• _Data excerpts_:
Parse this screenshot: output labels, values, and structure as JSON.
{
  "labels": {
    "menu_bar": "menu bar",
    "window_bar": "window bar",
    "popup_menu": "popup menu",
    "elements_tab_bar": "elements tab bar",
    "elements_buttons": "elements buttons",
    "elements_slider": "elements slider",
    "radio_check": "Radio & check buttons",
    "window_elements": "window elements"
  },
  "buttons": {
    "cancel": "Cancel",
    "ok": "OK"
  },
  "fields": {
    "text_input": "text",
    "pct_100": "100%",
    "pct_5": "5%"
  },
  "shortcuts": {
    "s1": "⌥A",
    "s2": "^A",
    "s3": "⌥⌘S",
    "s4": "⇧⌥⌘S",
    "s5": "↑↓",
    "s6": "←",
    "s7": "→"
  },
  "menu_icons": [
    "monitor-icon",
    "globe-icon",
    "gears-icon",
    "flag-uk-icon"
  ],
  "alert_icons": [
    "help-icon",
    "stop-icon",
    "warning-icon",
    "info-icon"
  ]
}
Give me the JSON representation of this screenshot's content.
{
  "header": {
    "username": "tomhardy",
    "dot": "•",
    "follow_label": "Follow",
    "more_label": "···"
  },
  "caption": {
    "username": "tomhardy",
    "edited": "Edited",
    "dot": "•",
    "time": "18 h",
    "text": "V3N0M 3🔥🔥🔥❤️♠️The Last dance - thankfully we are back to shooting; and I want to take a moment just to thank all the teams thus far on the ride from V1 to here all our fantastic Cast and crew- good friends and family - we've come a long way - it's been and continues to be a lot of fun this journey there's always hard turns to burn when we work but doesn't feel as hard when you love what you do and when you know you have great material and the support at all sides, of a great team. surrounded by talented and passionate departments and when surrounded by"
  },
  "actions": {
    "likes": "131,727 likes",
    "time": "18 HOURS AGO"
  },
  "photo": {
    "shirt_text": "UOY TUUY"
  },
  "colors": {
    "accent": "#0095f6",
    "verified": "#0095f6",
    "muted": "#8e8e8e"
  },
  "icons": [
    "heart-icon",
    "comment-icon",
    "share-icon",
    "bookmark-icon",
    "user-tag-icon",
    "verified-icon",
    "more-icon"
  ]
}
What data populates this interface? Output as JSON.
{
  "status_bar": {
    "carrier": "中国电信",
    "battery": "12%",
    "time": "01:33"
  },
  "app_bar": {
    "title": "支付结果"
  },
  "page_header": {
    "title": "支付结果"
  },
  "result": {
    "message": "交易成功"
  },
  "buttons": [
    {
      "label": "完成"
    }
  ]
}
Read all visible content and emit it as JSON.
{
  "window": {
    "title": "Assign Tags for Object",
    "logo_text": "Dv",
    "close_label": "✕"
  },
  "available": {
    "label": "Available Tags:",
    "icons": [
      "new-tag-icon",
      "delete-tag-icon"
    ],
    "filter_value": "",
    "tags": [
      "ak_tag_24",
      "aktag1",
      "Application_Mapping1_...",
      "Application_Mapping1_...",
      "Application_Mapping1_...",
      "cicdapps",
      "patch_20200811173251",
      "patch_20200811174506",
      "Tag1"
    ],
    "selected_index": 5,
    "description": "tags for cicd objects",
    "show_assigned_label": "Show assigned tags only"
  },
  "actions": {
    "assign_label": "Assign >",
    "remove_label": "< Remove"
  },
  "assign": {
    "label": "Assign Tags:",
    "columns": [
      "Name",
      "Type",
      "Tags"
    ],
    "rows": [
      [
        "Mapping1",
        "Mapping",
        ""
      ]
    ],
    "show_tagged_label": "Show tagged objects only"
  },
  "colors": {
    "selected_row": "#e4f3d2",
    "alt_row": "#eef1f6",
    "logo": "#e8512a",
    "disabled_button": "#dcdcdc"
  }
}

• _Problem description_:
From the records above, work out how many lines contain the string "window". Give only the number.

• _Task output_:
3